(Exercise directions):
Wherever the string "color" appears, copy the whole line.

Start of Available data

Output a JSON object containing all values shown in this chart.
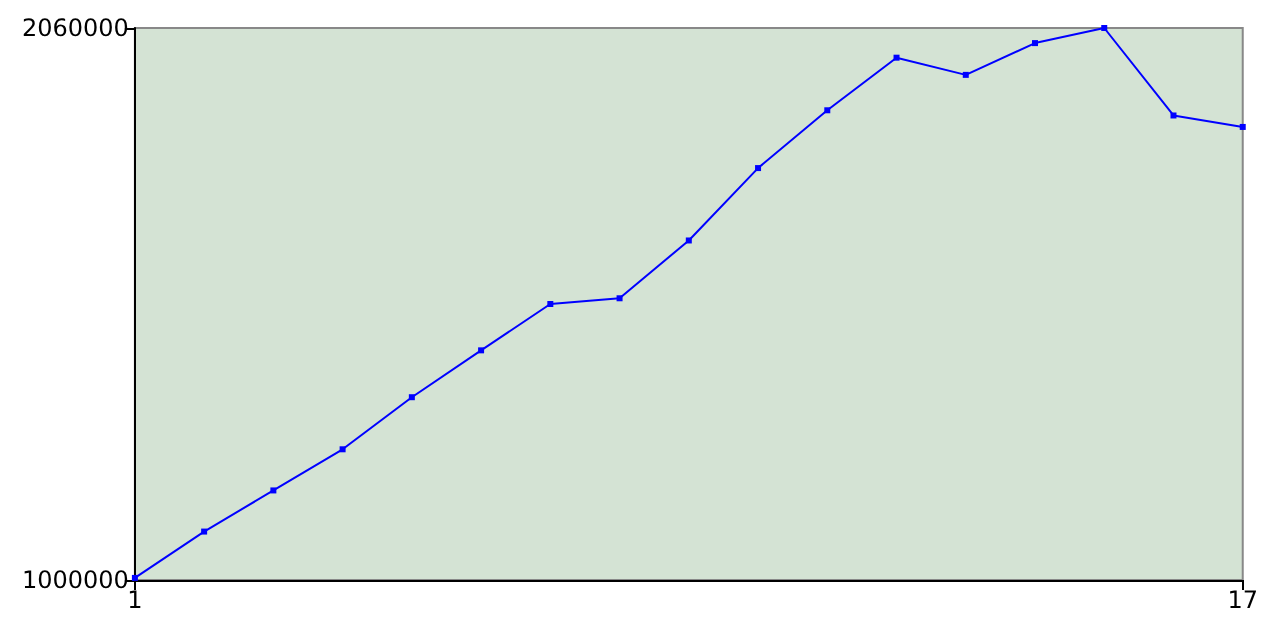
{
  "chart_data": {
    "type": "line",
    "x": [
      1,
      2,
      3,
      4,
      5,
      6,
      7,
      8,
      9,
      10,
      11,
      12,
      13,
      14,
      15,
      16,
      17
    ],
    "series": [
      {
        "color": "#0000ff",
        "values": [
          1004000,
          1093000,
          1172000,
          1251000,
          1351000,
          1441000,
          1530000,
          1541000,
          1652000,
          1791000,
          1902000,
          2003000,
          1970000,
          2031000,
          2060000,
          1892000,
          1870000
        ]
      }
    ],
    "xlim": [
      1,
      17
    ],
    "xticks": [
      1,
      17
    ],
    "ylim": [
      1000000,
      2060000
    ],
    "yticks": [
      1000000,
      2060000
    ],
    "grid": false,
    "marker": "square",
    "line_style": "solid"
  }
}
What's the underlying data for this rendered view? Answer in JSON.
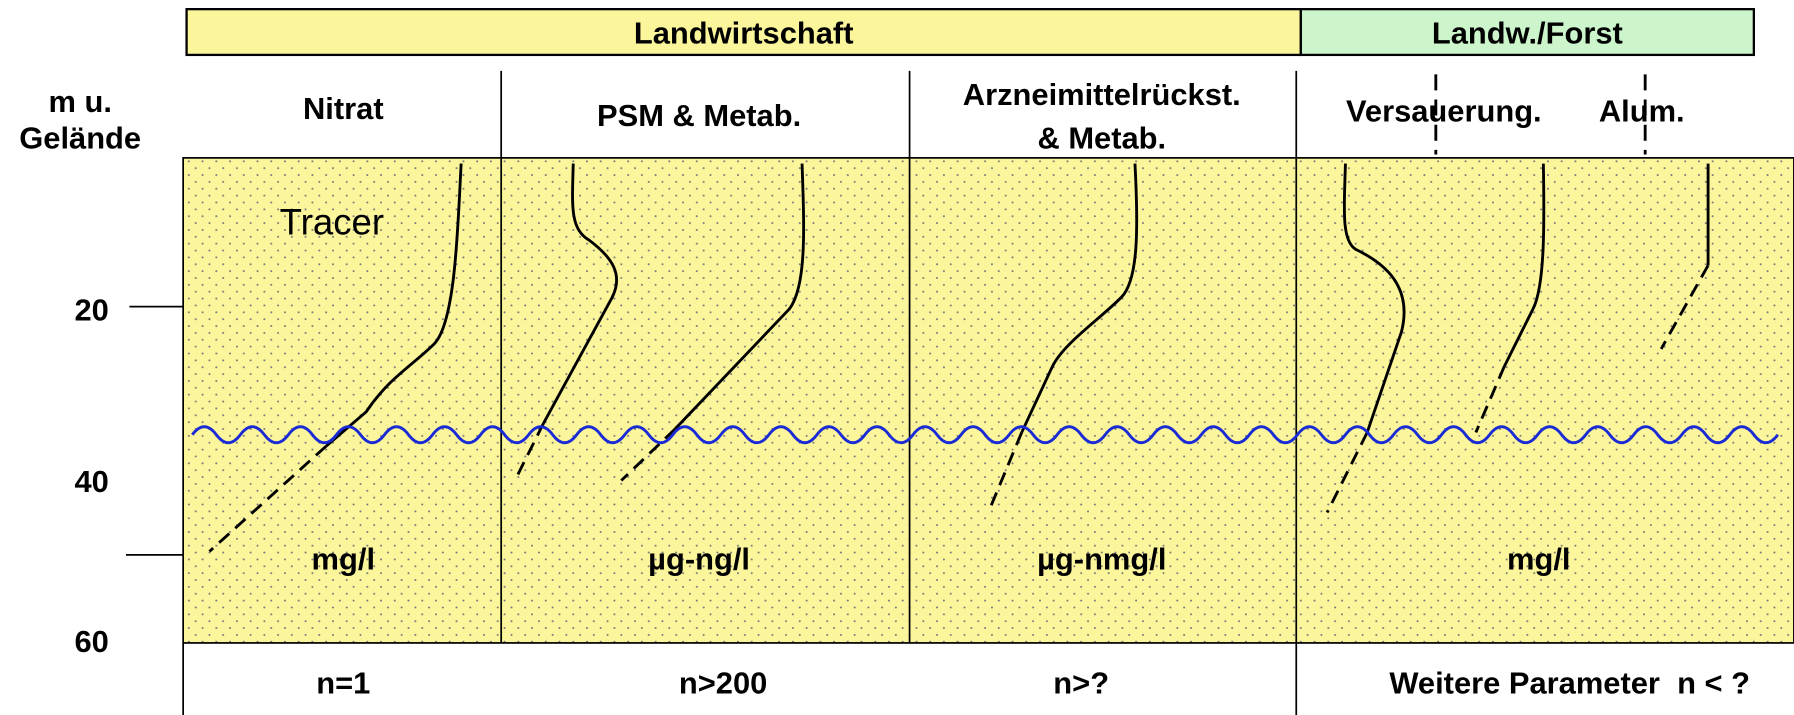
{
  "header": {
    "sections": [
      "Landwirtschaft",
      "Landw./Forst"
    ]
  },
  "axis_label": [
    "m u.",
    "Gelände"
  ],
  "depth_labels": [
    "20",
    "40",
    "60"
  ],
  "columns": [
    {
      "title": [
        "Nitrat"
      ],
      "unit": "mg/l",
      "count": "n=1"
    },
    {
      "title": [
        "PSM & Metab."
      ],
      "unit": "µg-ng/l",
      "count": "n>200"
    },
    {
      "title": [
        "Arzneimittelrückst.",
        "& Metab."
      ],
      "unit": "µg-nmg/l",
      "count": "n>?"
    },
    {
      "title": [
        "Versauerung.",
        "Alum."
      ],
      "unit": "mg/l",
      "count": "Weitere Parameter  n < ?"
    }
  ],
  "tracer": "Tracer"
}
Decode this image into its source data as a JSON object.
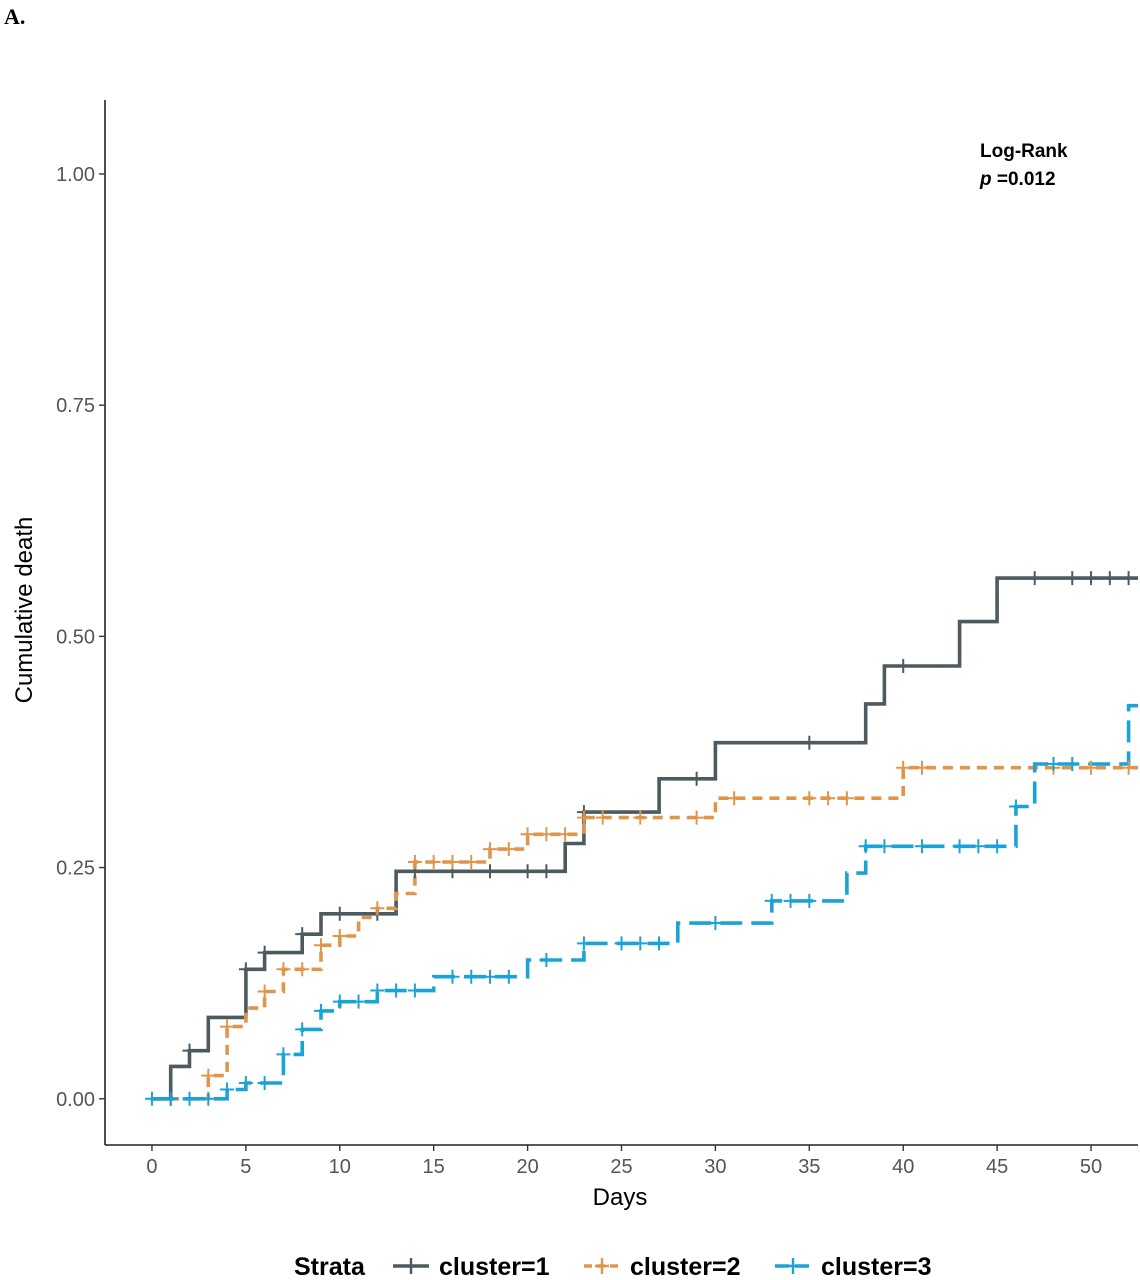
{
  "panel_label": "A.",
  "chart_data": {
    "type": "line",
    "step": true,
    "xlabel": "Days",
    "ylabel": "Cumulative death",
    "xlim": [
      -2.5,
      52.5
    ],
    "ylim": [
      -0.05,
      1.08
    ],
    "x_ticks": [
      0,
      5,
      10,
      15,
      20,
      25,
      30,
      35,
      40,
      45,
      50
    ],
    "x_tick_labels": [
      "0",
      "5",
      "10",
      "15",
      "20",
      "25",
      "30",
      "35",
      "40",
      "45",
      "50"
    ],
    "y_ticks": [
      0,
      0.25,
      0.5,
      0.75,
      1.0
    ],
    "y_tick_labels": [
      "0.00",
      "0.25",
      "0.50",
      "0.75",
      "1.00"
    ],
    "grid": false,
    "annotation": {
      "line1": "Log-Rank",
      "p_symbol": "p",
      "p_text": " =0.012"
    },
    "legend": {
      "title": "Strata",
      "position": "bottom"
    },
    "series": [
      {
        "name": "cluster=1",
        "color": "#4d5a60",
        "dash": "solid",
        "steps": [
          [
            0,
            0
          ],
          [
            1,
            0.035
          ],
          [
            2,
            0.052
          ],
          [
            3,
            0.088
          ],
          [
            5,
            0.14
          ],
          [
            6,
            0.158
          ],
          [
            8,
            0.178
          ],
          [
            9,
            0.2
          ],
          [
            13,
            0.246
          ],
          [
            22,
            0.276
          ],
          [
            23,
            0.31
          ],
          [
            27,
            0.346
          ],
          [
            30,
            0.385
          ],
          [
            38,
            0.427
          ],
          [
            39,
            0.468
          ],
          [
            43,
            0.516
          ],
          [
            45,
            0.563
          ],
          [
            52.5,
            0.563
          ]
        ],
        "censor": [
          [
            1,
            0
          ],
          [
            2,
            0.052
          ],
          [
            5,
            0.14
          ],
          [
            6,
            0.158
          ],
          [
            8,
            0.178
          ],
          [
            10,
            0.2
          ],
          [
            12,
            0.2
          ],
          [
            14,
            0.246
          ],
          [
            16,
            0.246
          ],
          [
            18,
            0.246
          ],
          [
            20,
            0.246
          ],
          [
            21,
            0.246
          ],
          [
            23,
            0.31
          ],
          [
            29,
            0.346
          ],
          [
            35,
            0.385
          ],
          [
            40,
            0.468
          ],
          [
            47,
            0.563
          ],
          [
            49,
            0.563
          ],
          [
            50,
            0.563
          ],
          [
            51,
            0.563
          ],
          [
            52,
            0.563
          ]
        ]
      },
      {
        "name": "cluster=2",
        "color": "#e0964a",
        "dash": "10,7",
        "steps": [
          [
            0,
            0
          ],
          [
            3,
            0.025
          ],
          [
            4,
            0.078
          ],
          [
            5,
            0.098
          ],
          [
            6,
            0.116
          ],
          [
            7,
            0.14
          ],
          [
            9,
            0.166
          ],
          [
            10,
            0.176
          ],
          [
            11,
            0.196
          ],
          [
            12,
            0.206
          ],
          [
            13,
            0.222
          ],
          [
            14,
            0.256
          ],
          [
            18,
            0.27
          ],
          [
            20,
            0.286
          ],
          [
            23,
            0.304
          ],
          [
            30,
            0.325
          ],
          [
            40,
            0.358
          ],
          [
            52.5,
            0.358
          ]
        ],
        "censor": [
          [
            3,
            0.025
          ],
          [
            4,
            0.078
          ],
          [
            6,
            0.116
          ],
          [
            7,
            0.14
          ],
          [
            8,
            0.14
          ],
          [
            9,
            0.166
          ],
          [
            10,
            0.176
          ],
          [
            12,
            0.206
          ],
          [
            14,
            0.256
          ],
          [
            15,
            0.256
          ],
          [
            16,
            0.256
          ],
          [
            17,
            0.256
          ],
          [
            18,
            0.27
          ],
          [
            19,
            0.27
          ],
          [
            20,
            0.286
          ],
          [
            21,
            0.286
          ],
          [
            22,
            0.286
          ],
          [
            23,
            0.304
          ],
          [
            24,
            0.304
          ],
          [
            26,
            0.304
          ],
          [
            29,
            0.304
          ],
          [
            31,
            0.325
          ],
          [
            35,
            0.325
          ],
          [
            36,
            0.325
          ],
          [
            37,
            0.325
          ],
          [
            40,
            0.358
          ],
          [
            41,
            0.358
          ],
          [
            48,
            0.358
          ],
          [
            50,
            0.358
          ],
          [
            52,
            0.358
          ]
        ]
      },
      {
        "name": "cluster=3",
        "color": "#1aa3d6",
        "dash": "22,9",
        "steps": [
          [
            0,
            0
          ],
          [
            4,
            0.01
          ],
          [
            5,
            0.017
          ],
          [
            7,
            0.048
          ],
          [
            8,
            0.075
          ],
          [
            9,
            0.095
          ],
          [
            10,
            0.105
          ],
          [
            12,
            0.117
          ],
          [
            15,
            0.132
          ],
          [
            20,
            0.15
          ],
          [
            23,
            0.168
          ],
          [
            28,
            0.19
          ],
          [
            33,
            0.214
          ],
          [
            37,
            0.244
          ],
          [
            38,
            0.273
          ],
          [
            46,
            0.316
          ],
          [
            47,
            0.362
          ],
          [
            52,
            0.425
          ],
          [
            52.5,
            0.425
          ]
        ],
        "censor": [
          [
            0,
            0
          ],
          [
            1,
            0
          ],
          [
            2,
            0
          ],
          [
            3,
            0
          ],
          [
            4,
            0.01
          ],
          [
            5,
            0.017
          ],
          [
            6,
            0.017
          ],
          [
            7,
            0.048
          ],
          [
            8,
            0.075
          ],
          [
            9,
            0.095
          ],
          [
            10,
            0.105
          ],
          [
            11,
            0.105
          ],
          [
            12,
            0.117
          ],
          [
            13,
            0.117
          ],
          [
            14,
            0.117
          ],
          [
            16,
            0.132
          ],
          [
            17,
            0.132
          ],
          [
            18,
            0.132
          ],
          [
            19,
            0.132
          ],
          [
            21,
            0.15
          ],
          [
            23,
            0.168
          ],
          [
            25,
            0.168
          ],
          [
            26,
            0.168
          ],
          [
            27,
            0.168
          ],
          [
            30,
            0.19
          ],
          [
            33,
            0.214
          ],
          [
            34,
            0.214
          ],
          [
            35,
            0.214
          ],
          [
            38,
            0.273
          ],
          [
            39,
            0.273
          ],
          [
            41,
            0.273
          ],
          [
            43,
            0.273
          ],
          [
            44,
            0.273
          ],
          [
            45,
            0.273
          ],
          [
            46,
            0.316
          ],
          [
            48,
            0.362
          ],
          [
            49,
            0.362
          ]
        ]
      }
    ]
  }
}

End of Available data

(Full answer):
        "color": "#0000ff",
        "color": "#4d5a60",
        "color": "#e0964a",
        "color": "#1aa3d6",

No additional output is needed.